Without the pictures, return each record as it appears.
=== AVAILABLE DATA ===
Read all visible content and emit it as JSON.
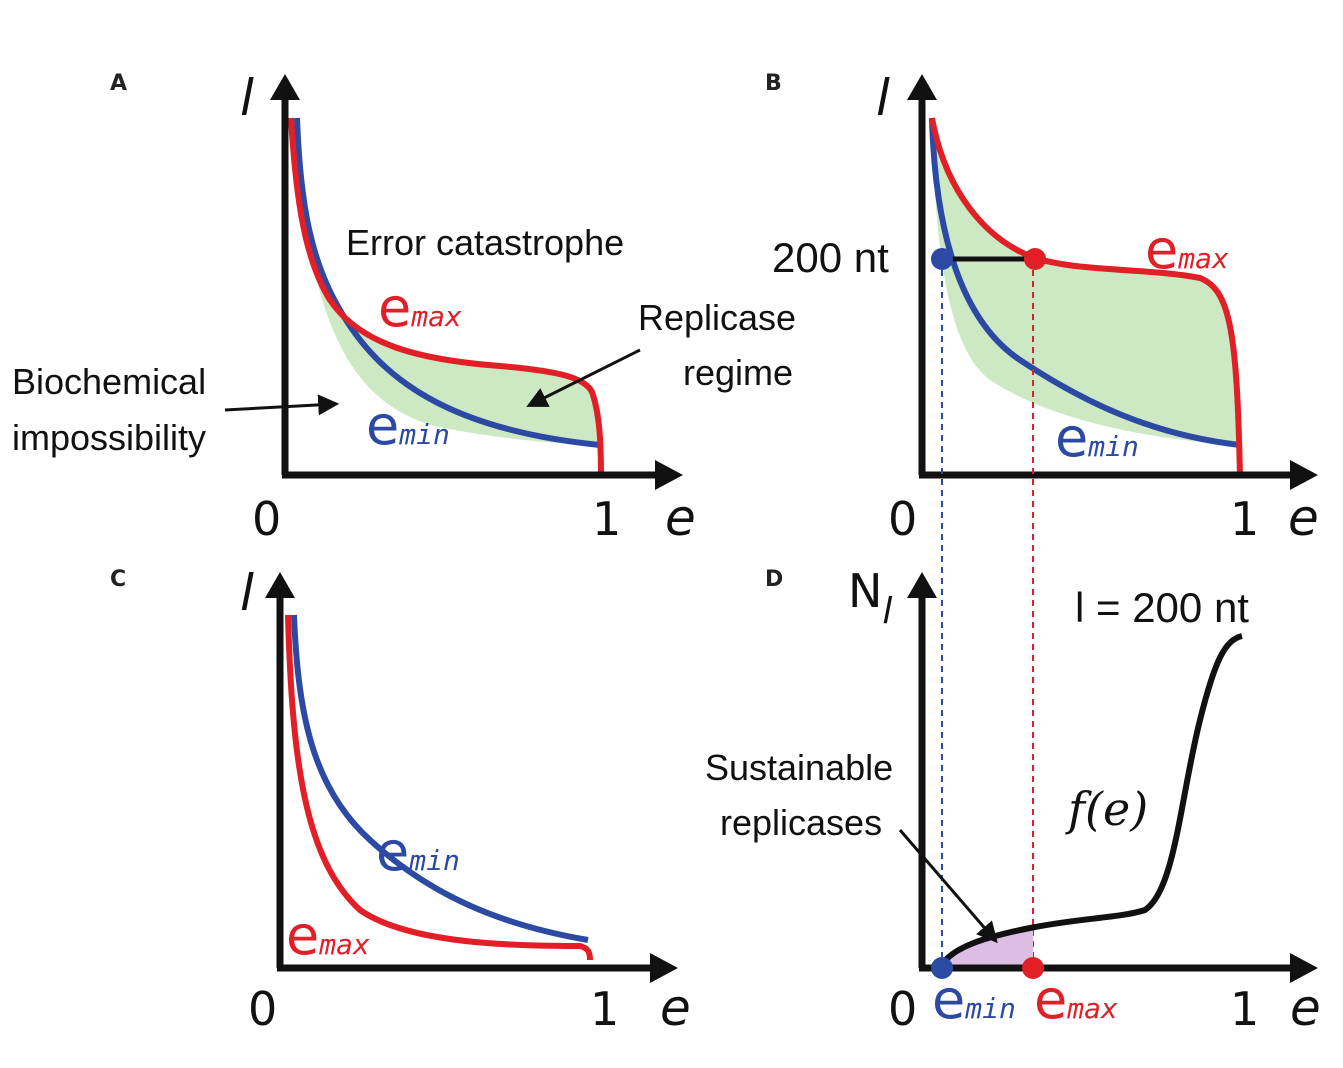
{
  "colors": {
    "emax": "#e21e26",
    "emin": "#2c4aa3",
    "fill_regime": "#cce9c3",
    "fill_sustainable": "#dcbde4",
    "axis": "#111111"
  },
  "panels": {
    "A": {
      "letter": "A",
      "y_var": "l",
      "x_var": "e",
      "x_tick_0": "0",
      "x_tick_1": "1",
      "emax_main": "e",
      "emax_sub": "max",
      "emin_main": "e",
      "emin_sub": "min",
      "error_label": "Error catastrophe",
      "replicase_line1": "Replicase",
      "replicase_line2": "regime",
      "biochem_line1": "Biochemical",
      "biochem_line2": "impossibility"
    },
    "B": {
      "letter": "B",
      "y_var": "l",
      "x_var": "e",
      "x_tick_0": "0",
      "x_tick_1": "1",
      "emax_main": "e",
      "emax_sub": "max",
      "emin_main": "e",
      "emin_sub": "min",
      "length_label": "200 nt"
    },
    "C": {
      "letter": "C",
      "y_var": "l",
      "x_var": "e",
      "x_tick_0": "0",
      "x_tick_1": "1",
      "emax_main": "e",
      "emax_sub": "max",
      "emin_main": "e",
      "emin_sub": "min"
    },
    "D": {
      "letter": "D",
      "y_var_main": "N",
      "y_var_sub": "l",
      "x_var": "e",
      "x_tick_0": "0",
      "x_tick_1": "1",
      "length_label": "l = 200 nt",
      "curve_label": "f(e)",
      "sustainable_line1": "Sustainable",
      "sustainable_line2": "replicases",
      "emin_main": "e",
      "emin_sub": "min",
      "emax_main": "e",
      "emax_sub": "max"
    }
  }
}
===
▶ TASK RESULT:
Read all visible content and emit it as JSON.
{
  "colors": {
    "emax": "#e21e26",
    "emin": "#2c4aa3",
    "fill_regime": "#cce9c3",
    "fill_sustainable": "#dcbde4",
    "axis": "#111111"
  },
  "panels": {
    "A": {
      "letter": "A",
      "y_var": "l",
      "x_var": "e",
      "x_tick_0": "0",
      "x_tick_1": "1",
      "emax_main": "e",
      "emax_sub": "max",
      "emin_main": "e",
      "emin_sub": "min",
      "error_label": "Error catastrophe",
      "replicase_line1": "Replicase",
      "replicase_line2": "regime",
      "biochem_line1": "Biochemical",
      "biochem_line2": "impossibility"
    },
    "B": {
      "letter": "B",
      "y_var": "l",
      "x_var": "e",
      "x_tick_0": "0",
      "x_tick_1": "1",
      "emax_main": "e",
      "emax_sub": "max",
      "emin_main": "e",
      "emin_sub": "min",
      "length_label": "200 nt"
    },
    "C": {
      "letter": "C",
      "y_var": "l",
      "x_var": "e",
      "x_tick_0": "0",
      "x_tick_1": "1",
      "emax_main": "e",
      "emax_sub": "max",
      "emin_main": "e",
      "emin_sub": "min"
    },
    "D": {
      "letter": "D",
      "y_var_main": "N",
      "y_var_sub": "l",
      "x_var": "e",
      "x_tick_0": "0",
      "x_tick_1": "1",
      "length_label": "l = 200 nt",
      "curve_label": "f(e)",
      "sustainable_line1": "Sustainable",
      "sustainable_line2": "replicases",
      "emin_main": "e",
      "emin_sub": "min",
      "emax_main": "e",
      "emax_sub": "max"
    }
  }
}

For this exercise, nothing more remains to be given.